Chart and figure data
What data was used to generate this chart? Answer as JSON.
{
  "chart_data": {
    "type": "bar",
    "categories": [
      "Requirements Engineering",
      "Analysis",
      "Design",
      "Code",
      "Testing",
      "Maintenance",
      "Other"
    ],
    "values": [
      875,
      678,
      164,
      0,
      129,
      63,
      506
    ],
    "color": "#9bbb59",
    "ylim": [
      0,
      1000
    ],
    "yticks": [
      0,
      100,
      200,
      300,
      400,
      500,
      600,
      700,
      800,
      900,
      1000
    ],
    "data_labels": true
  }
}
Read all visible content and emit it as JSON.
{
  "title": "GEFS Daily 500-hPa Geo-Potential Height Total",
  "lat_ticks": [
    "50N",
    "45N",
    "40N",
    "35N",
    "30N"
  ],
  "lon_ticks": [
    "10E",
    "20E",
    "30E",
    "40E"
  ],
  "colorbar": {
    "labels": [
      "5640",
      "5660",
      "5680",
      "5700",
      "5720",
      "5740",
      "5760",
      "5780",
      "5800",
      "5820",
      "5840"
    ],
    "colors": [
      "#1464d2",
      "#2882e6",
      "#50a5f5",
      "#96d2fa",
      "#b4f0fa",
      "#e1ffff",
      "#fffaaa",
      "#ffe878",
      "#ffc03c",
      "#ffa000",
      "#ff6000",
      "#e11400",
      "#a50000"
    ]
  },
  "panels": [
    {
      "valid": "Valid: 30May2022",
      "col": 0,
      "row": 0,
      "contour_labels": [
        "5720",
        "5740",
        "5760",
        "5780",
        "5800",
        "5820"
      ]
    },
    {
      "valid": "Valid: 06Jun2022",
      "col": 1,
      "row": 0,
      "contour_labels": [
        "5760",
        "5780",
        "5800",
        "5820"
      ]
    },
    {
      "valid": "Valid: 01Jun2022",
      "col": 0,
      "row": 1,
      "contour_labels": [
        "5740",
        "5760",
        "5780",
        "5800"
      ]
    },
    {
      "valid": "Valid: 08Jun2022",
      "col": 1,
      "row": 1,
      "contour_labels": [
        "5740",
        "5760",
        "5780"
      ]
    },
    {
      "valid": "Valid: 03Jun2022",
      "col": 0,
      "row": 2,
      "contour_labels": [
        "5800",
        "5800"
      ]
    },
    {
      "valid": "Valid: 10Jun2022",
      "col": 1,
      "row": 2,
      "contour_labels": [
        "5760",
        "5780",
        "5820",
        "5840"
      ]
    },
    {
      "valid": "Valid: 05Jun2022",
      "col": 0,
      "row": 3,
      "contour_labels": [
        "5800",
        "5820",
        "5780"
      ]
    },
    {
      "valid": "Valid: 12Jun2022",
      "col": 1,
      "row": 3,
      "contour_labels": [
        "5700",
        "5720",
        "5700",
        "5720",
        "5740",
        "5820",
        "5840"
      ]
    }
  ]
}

Exercise requirements = Can you give every line above again, exactly as written?

Written answer =
What data was used to generate this chart? Answer as JSON.
{
  "chart_data": {
    "type": "bar",
    "categories": [
      "Requirements Engineering",
      "Analysis",
      "Design",
      "Code",
      "Testing",
      "Maintenance",
      "Other"
    ],
    "values": [
      875,
      678,
      164,
      0,
      129,
      63,
      506
    ],
    "color": "#9bbb59",
    "ylim": [
      0,
      1000
    ],
    "yticks": [
      0,
      100,
      200,
      300,
      400,
      500,
      600,
      700,
      800,
      900,
      1000
    ],
    "data_labels": true
  }
}
Read all visible content and emit it as JSON.
{
  "title": "GEFS Daily 500-hPa Geo-Potential Height Total",
  "lat_ticks": [
    "50N",
    "45N",
    "40N",
    "35N",
    "30N"
  ],
  "lon_ticks": [
    "10E",
    "20E",
    "30E",
    "40E"
  ],
  "colorbar": {
    "labels": [
      "5640",
      "5660",
      "5680",
      "5700",
      "5720",
      "5740",
      "5760",
      "5780",
      "5800",
      "5820",
      "5840"
    ],
    "colors": [
      "#1464d2",
      "#2882e6",
      "#50a5f5",
      "#96d2fa",
      "#b4f0fa",
      "#e1ffff",
      "#fffaaa",
      "#ffe878",
      "#ffc03c",
      "#ffa000",
      "#ff6000",
      "#e11400",
      "#a50000"
    ]
  },
  "panels": [
    {
      "valid": "Valid: 30May2022",
      "col": 0,
      "row": 0,
      "contour_labels": [
        "5720",
        "5740",
        "5760",
        "5780",
        "5800",
        "5820"
      ]
    },
    {
      "valid": "Valid: 06Jun2022",
      "col": 1,
      "row": 0,
      "contour_labels": [
        "5760",
        "5780",
        "5800",
        "5820"
      ]
    },
    {
      "valid": "Valid: 01Jun2022",
      "col": 0,
      "row": 1,
      "contour_labels": [
        "5740",
        "5760",
        "5780",
        "5800"
      ]
    },
    {
      "valid": "Valid: 08Jun2022",
      "col": 1,
      "row": 1,
      "contour_labels": [
        "5740",
        "5760",
        "5780"
      ]
    },
    {
      "valid": "Valid: 03Jun2022",
      "col": 0,
      "row": 2,
      "contour_labels": [
        "5800",
        "5800"
      ]
    },
    {
      "valid": "Valid: 10Jun2022",
      "col": 1,
      "row": 2,
      "contour_labels": [
        "5760",
        "5780",
        "5820",
        "5840"
      ]
    },
    {
      "valid": "Valid: 05Jun2022",
      "col": 0,
      "row": 3,
      "contour_labels": [
        "5800",
        "5820",
        "5780"
      ]
    },
    {
      "valid": "Valid: 12Jun2022",
      "col": 1,
      "row": 3,
      "contour_labels": [
        "5700",
        "5720",
        "5700",
        "5720",
        "5740",
        "5820",
        "5840"
      ]
    }
  ]
}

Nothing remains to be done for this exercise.